# start of Data to use
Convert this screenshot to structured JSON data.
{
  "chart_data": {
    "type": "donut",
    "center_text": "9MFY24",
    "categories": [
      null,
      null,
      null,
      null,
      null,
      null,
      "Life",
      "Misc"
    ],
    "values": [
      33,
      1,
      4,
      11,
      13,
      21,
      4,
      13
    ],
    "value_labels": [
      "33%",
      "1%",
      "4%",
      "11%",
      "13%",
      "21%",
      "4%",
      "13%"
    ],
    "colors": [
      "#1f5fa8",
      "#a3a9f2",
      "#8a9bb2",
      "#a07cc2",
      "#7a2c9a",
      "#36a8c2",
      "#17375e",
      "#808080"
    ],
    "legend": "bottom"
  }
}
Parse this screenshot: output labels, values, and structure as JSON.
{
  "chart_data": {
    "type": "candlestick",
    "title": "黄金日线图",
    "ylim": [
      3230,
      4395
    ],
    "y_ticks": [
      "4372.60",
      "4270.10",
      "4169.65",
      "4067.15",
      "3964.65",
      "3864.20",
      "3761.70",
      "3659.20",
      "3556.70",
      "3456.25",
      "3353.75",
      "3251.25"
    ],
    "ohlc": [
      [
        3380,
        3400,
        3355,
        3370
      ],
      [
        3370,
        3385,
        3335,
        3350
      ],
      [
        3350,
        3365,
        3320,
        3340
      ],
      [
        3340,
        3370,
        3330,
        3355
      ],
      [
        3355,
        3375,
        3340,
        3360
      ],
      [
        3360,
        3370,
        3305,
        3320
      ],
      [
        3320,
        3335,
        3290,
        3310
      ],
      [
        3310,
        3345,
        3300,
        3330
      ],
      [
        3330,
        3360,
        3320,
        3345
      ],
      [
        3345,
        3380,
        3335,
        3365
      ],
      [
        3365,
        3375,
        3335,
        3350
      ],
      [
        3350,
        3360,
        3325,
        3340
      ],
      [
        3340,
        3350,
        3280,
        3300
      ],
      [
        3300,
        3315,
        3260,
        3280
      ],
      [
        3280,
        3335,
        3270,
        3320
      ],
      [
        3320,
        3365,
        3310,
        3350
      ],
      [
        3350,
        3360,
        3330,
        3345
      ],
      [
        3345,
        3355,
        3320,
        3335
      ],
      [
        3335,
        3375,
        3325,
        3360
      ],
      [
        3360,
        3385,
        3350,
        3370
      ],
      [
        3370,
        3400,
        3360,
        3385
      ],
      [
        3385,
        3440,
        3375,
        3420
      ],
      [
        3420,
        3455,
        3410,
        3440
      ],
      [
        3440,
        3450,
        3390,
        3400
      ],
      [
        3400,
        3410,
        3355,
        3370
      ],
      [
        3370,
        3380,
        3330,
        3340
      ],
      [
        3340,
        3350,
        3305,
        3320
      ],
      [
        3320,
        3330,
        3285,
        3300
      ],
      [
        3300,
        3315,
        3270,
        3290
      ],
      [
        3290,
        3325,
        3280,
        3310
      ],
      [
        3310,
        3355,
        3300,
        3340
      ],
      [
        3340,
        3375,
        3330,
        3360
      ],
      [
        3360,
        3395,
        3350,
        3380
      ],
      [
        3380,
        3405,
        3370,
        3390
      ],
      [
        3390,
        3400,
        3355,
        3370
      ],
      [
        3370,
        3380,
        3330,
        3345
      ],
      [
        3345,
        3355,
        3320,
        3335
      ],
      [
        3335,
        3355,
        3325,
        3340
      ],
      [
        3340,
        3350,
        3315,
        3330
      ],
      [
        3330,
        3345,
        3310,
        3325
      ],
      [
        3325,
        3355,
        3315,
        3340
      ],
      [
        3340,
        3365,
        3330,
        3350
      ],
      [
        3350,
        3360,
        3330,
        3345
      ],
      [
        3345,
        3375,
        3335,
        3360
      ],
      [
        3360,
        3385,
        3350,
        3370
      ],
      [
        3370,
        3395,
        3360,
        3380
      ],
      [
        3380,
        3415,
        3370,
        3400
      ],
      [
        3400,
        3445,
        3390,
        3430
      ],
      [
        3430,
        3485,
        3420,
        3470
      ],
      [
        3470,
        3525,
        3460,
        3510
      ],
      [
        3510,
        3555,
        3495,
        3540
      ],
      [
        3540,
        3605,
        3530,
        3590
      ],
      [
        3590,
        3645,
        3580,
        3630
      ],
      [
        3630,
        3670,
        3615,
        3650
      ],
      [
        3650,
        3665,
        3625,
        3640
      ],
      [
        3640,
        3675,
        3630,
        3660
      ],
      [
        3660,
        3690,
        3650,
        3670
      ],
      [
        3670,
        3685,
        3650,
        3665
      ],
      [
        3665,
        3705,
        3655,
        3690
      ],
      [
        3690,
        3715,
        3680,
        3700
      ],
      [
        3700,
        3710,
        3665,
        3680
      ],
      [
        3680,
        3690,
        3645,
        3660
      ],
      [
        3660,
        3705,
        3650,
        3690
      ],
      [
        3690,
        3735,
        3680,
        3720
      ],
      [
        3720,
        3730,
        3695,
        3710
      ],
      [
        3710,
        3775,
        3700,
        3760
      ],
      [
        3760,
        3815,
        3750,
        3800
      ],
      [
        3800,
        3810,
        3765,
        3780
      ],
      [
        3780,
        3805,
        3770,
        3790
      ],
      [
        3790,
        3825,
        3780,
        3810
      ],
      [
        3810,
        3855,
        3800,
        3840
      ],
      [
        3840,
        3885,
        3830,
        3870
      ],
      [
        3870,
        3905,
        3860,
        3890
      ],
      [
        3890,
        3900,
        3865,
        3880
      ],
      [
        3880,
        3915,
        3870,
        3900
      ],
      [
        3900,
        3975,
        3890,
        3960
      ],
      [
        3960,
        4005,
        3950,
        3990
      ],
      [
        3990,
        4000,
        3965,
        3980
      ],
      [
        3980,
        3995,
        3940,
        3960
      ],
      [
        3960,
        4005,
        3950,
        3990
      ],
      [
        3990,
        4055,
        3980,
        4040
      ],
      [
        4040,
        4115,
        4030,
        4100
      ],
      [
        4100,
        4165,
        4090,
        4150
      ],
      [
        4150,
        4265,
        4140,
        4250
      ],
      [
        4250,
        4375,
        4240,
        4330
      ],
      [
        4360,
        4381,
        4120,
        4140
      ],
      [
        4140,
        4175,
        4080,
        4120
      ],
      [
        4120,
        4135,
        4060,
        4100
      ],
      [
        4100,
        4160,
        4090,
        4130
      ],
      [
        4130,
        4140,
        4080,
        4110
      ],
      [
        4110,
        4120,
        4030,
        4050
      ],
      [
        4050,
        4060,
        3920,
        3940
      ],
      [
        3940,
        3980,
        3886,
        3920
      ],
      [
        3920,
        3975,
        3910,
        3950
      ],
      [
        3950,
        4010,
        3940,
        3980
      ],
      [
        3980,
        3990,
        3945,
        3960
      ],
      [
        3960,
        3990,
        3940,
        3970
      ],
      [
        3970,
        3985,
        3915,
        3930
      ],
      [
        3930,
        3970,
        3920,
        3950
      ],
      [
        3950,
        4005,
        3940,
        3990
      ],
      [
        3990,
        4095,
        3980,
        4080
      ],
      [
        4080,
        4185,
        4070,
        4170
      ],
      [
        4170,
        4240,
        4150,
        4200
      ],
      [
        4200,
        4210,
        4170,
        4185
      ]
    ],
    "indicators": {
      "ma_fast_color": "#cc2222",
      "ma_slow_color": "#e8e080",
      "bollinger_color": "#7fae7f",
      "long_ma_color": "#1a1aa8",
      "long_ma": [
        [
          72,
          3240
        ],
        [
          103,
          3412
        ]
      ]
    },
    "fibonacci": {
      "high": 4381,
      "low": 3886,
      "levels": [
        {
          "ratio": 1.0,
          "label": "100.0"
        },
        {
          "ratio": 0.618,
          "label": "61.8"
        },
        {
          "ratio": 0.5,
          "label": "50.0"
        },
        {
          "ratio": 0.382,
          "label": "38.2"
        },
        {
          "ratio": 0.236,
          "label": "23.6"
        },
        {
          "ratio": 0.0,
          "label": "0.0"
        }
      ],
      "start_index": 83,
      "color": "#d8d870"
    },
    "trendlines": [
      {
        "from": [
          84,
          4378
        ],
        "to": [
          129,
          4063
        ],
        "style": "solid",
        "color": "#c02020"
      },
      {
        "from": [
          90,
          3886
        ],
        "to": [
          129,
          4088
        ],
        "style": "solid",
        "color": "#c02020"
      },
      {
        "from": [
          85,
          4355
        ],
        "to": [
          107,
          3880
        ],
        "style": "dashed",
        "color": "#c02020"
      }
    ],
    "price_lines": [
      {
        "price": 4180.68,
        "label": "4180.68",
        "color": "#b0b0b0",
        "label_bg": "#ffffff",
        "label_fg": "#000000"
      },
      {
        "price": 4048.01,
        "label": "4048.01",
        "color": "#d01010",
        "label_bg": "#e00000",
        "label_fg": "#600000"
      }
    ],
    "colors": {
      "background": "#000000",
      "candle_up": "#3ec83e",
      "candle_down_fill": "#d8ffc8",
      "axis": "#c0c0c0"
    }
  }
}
# end of Data to use
> [Instruction] List the lines of the entries that include "ratio".

> [The reply]
          "ratio": 1.0,
          "ratio": 0.618,
          "ratio": 0.5,
          "ratio": 0.382,
          "ratio": 0.236,
          "ratio": 0.0,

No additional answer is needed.